Prompt | Verbatim output of all the material below is required.

Supplied entries |
-- Start --

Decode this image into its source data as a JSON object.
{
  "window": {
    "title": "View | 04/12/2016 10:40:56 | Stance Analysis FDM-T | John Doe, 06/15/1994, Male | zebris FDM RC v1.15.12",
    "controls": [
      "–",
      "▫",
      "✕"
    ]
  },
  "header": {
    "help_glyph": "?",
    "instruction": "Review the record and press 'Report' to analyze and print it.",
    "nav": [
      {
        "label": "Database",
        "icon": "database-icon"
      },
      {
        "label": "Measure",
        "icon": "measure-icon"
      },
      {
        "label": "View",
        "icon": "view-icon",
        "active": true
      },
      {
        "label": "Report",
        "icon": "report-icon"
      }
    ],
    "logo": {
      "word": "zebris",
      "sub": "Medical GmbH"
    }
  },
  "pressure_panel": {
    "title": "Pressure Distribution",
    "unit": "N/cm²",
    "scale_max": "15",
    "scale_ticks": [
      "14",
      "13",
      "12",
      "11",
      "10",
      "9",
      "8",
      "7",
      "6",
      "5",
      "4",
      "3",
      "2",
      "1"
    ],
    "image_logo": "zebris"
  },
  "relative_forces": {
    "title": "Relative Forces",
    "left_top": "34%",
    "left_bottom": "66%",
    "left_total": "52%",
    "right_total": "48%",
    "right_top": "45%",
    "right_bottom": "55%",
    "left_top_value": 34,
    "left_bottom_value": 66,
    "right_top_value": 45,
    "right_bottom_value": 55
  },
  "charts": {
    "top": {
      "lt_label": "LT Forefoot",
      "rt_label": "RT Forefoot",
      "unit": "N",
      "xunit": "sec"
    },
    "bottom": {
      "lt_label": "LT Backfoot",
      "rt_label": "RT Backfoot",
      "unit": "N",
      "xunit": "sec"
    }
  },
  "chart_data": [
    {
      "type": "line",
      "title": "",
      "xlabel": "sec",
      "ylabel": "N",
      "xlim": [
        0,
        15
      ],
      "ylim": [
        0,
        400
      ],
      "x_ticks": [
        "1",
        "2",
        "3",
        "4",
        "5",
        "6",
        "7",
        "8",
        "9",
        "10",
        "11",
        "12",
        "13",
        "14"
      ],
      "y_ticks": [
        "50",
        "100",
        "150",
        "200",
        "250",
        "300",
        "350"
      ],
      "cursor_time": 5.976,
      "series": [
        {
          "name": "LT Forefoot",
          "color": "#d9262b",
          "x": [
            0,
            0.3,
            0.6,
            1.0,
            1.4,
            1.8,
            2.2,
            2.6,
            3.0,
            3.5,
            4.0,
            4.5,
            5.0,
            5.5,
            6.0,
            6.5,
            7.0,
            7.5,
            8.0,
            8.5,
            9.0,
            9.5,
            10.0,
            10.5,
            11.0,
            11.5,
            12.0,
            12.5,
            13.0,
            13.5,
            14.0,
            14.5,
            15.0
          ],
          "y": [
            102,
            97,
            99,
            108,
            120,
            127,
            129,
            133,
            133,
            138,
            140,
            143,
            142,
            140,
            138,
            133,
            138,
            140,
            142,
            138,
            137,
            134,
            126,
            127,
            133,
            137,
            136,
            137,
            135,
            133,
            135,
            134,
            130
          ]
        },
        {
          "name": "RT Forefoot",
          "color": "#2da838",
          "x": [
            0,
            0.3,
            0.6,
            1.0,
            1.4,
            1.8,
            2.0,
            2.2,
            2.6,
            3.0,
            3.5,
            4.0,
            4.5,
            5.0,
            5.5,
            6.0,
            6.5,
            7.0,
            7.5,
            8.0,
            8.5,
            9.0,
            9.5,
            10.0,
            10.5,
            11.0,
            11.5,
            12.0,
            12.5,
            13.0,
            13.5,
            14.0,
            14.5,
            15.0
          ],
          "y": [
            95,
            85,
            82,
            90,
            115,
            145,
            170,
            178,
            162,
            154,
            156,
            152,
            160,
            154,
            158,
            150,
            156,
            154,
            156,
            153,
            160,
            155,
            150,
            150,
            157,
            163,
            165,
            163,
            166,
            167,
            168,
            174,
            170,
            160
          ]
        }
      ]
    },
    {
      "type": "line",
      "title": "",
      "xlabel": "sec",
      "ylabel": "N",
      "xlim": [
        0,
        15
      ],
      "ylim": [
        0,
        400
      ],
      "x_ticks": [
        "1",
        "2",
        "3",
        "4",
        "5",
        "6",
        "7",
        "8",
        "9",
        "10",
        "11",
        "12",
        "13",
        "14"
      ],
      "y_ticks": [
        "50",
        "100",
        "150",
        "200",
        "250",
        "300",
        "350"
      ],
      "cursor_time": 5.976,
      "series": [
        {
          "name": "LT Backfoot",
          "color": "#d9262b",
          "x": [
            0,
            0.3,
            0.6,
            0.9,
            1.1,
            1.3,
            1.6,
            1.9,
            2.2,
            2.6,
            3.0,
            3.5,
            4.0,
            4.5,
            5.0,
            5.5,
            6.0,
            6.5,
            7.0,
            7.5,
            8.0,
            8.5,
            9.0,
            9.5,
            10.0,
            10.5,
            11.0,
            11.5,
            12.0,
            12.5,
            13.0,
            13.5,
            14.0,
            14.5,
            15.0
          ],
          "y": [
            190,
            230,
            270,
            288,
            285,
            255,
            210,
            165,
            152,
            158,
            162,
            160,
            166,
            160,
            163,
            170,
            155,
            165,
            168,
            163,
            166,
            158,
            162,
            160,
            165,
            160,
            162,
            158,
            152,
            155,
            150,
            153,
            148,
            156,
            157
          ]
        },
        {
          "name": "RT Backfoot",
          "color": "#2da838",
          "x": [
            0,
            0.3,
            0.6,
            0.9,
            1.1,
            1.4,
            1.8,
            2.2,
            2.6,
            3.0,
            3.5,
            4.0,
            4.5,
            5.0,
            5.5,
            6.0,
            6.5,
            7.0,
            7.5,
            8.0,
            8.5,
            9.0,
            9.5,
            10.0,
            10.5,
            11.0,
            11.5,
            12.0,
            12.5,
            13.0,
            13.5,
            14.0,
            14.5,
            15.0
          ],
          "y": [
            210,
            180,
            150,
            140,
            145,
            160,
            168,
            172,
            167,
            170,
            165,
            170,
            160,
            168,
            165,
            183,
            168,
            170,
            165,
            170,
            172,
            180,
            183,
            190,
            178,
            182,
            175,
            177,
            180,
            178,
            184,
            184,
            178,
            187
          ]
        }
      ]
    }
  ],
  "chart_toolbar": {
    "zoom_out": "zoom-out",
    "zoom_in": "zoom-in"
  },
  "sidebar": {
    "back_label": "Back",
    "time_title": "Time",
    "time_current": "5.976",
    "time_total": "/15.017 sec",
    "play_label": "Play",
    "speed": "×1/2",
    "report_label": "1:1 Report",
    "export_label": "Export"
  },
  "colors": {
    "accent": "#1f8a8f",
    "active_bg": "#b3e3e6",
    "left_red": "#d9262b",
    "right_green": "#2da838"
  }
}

-- End --

Full solution |
Decode this image into its source data as a JSON object.
{
  "window": {
    "title": "View | 04/12/2016 10:40:56 | Stance Analysis FDM-T | John Doe, 06/15/1994, Male | zebris FDM RC v1.15.12",
    "controls": [
      "–",
      "▫",
      "✕"
    ]
  },
  "header": {
    "help_glyph": "?",
    "instruction": "Review the record and press 'Report' to analyze and print it.",
    "nav": [
      {
        "label": "Database",
        "icon": "database-icon"
      },
      {
        "label": "Measure",
        "icon": "measure-icon"
      },
      {
        "label": "View",
        "icon": "view-icon",
        "active": true
      },
      {
        "label": "Report",
        "icon": "report-icon"
      }
    ],
    "logo": {
      "word": "zebris",
      "sub": "Medical GmbH"
    }
  },
  "pressure_panel": {
    "title": "Pressure Distribution",
    "unit": "N/cm²",
    "scale_max": "15",
    "scale_ticks": [
      "14",
      "13",
      "12",
      "11",
      "10",
      "9",
      "8",
      "7",
      "6",
      "5",
      "4",
      "3",
      "2",
      "1"
    ],
    "image_logo": "zebris"
  },
  "relative_forces": {
    "title": "Relative Forces",
    "left_top": "34%",
    "left_bottom": "66%",
    "left_total": "52%",
    "right_total": "48%",
    "right_top": "45%",
    "right_bottom": "55%",
    "left_top_value": 34,
    "left_bottom_value": 66,
    "right_top_value": 45,
    "right_bottom_value": 55
  },
  "charts": {
    "top": {
      "lt_label": "LT Forefoot",
      "rt_label": "RT Forefoot",
      "unit": "N",
      "xunit": "sec"
    },
    "bottom": {
      "lt_label": "LT Backfoot",
      "rt_label": "RT Backfoot",
      "unit": "N",
      "xunit": "sec"
    }
  },
  "chart_data": [
    {
      "type": "line",
      "title": "",
      "xlabel": "sec",
      "ylabel": "N",
      "xlim": [
        0,
        15
      ],
      "ylim": [
        0,
        400
      ],
      "x_ticks": [
        "1",
        "2",
        "3",
        "4",
        "5",
        "6",
        "7",
        "8",
        "9",
        "10",
        "11",
        "12",
        "13",
        "14"
      ],
      "y_ticks": [
        "50",
        "100",
        "150",
        "200",
        "250",
        "300",
        "350"
      ],
      "cursor_time": 5.976,
      "series": [
        {
          "name": "LT Forefoot",
          "color": "#d9262b",
          "x": [
            0,
            0.3,
            0.6,
            1.0,
            1.4,
            1.8,
            2.2,
            2.6,
            3.0,
            3.5,
            4.0,
            4.5,
            5.0,
            5.5,
            6.0,
            6.5,
            7.0,
            7.5,
            8.0,
            8.5,
            9.0,
            9.5,
            10.0,
            10.5,
            11.0,
            11.5,
            12.0,
            12.5,
            13.0,
            13.5,
            14.0,
            14.5,
            15.0
          ],
          "y": [
            102,
            97,
            99,
            108,
            120,
            127,
            129,
            133,
            133,
            138,
            140,
            143,
            142,
            140,
            138,
            133,
            138,
            140,
            142,
            138,
            137,
            134,
            126,
            127,
            133,
            137,
            136,
            137,
            135,
            133,
            135,
            134,
            130
          ]
        },
        {
          "name": "RT Forefoot",
          "color": "#2da838",
          "x": [
            0,
            0.3,
            0.6,
            1.0,
            1.4,
            1.8,
            2.0,
            2.2,
            2.6,
            3.0,
            3.5,
            4.0,
            4.5,
            5.0,
            5.5,
            6.0,
            6.5,
            7.0,
            7.5,
            8.0,
            8.5,
            9.0,
            9.5,
            10.0,
            10.5,
            11.0,
            11.5,
            12.0,
            12.5,
            13.0,
            13.5,
            14.0,
            14.5,
            15.0
          ],
          "y": [
            95,
            85,
            82,
            90,
            115,
            145,
            170,
            178,
            162,
            154,
            156,
            152,
            160,
            154,
            158,
            150,
            156,
            154,
            156,
            153,
            160,
            155,
            150,
            150,
            157,
            163,
            165,
            163,
            166,
            167,
            168,
            174,
            170,
            160
          ]
        }
      ]
    },
    {
      "type": "line",
      "title": "",
      "xlabel": "sec",
      "ylabel": "N",
      "xlim": [
        0,
        15
      ],
      "ylim": [
        0,
        400
      ],
      "x_ticks": [
        "1",
        "2",
        "3",
        "4",
        "5",
        "6",
        "7",
        "8",
        "9",
        "10",
        "11",
        "12",
        "13",
        "14"
      ],
      "y_ticks": [
        "50",
        "100",
        "150",
        "200",
        "250",
        "300",
        "350"
      ],
      "cursor_time": 5.976,
      "series": [
        {
          "name": "LT Backfoot",
          "color": "#d9262b",
          "x": [
            0,
            0.3,
            0.6,
            0.9,
            1.1,
            1.3,
            1.6,
            1.9,
            2.2,
            2.6,
            3.0,
            3.5,
            4.0,
            4.5,
            5.0,
            5.5,
            6.0,
            6.5,
            7.0,
            7.5,
            8.0,
            8.5,
            9.0,
            9.5,
            10.0,
            10.5,
            11.0,
            11.5,
            12.0,
            12.5,
            13.0,
            13.5,
            14.0,
            14.5,
            15.0
          ],
          "y": [
            190,
            230,
            270,
            288,
            285,
            255,
            210,
            165,
            152,
            158,
            162,
            160,
            166,
            160,
            163,
            170,
            155,
            165,
            168,
            163,
            166,
            158,
            162,
            160,
            165,
            160,
            162,
            158,
            152,
            155,
            150,
            153,
            148,
            156,
            157
          ]
        },
        {
          "name": "RT Backfoot",
          "color": "#2da838",
          "x": [
            0,
            0.3,
            0.6,
            0.9,
            1.1,
            1.4,
            1.8,
            2.2,
            2.6,
            3.0,
            3.5,
            4.0,
            4.5,
            5.0,
            5.5,
            6.0,
            6.5,
            7.0,
            7.5,
            8.0,
            8.5,
            9.0,
            9.5,
            10.0,
            10.5,
            11.0,
            11.5,
            12.0,
            12.5,
            13.0,
            13.5,
            14.0,
            14.5,
            15.0
          ],
          "y": [
            210,
            180,
            150,
            140,
            145,
            160,
            168,
            172,
            167,
            170,
            165,
            170,
            160,
            168,
            165,
            183,
            168,
            170,
            165,
            170,
            172,
            180,
            183,
            190,
            178,
            182,
            175,
            177,
            180,
            178,
            184,
            184,
            178,
            187
          ]
        }
      ]
    }
  ],
  "chart_toolbar": {
    "zoom_out": "zoom-out",
    "zoom_in": "zoom-in"
  },
  "sidebar": {
    "back_label": "Back",
    "time_title": "Time",
    "time_current": "5.976",
    "time_total": "/15.017 sec",
    "play_label": "Play",
    "speed": "×1/2",
    "report_label": "1:1 Report",
    "export_label": "Export"
  },
  "colors": {
    "accent": "#1f8a8f",
    "active_bg": "#b3e3e6",
    "left_red": "#d9262b",
    "right_green": "#2da838"
  }
}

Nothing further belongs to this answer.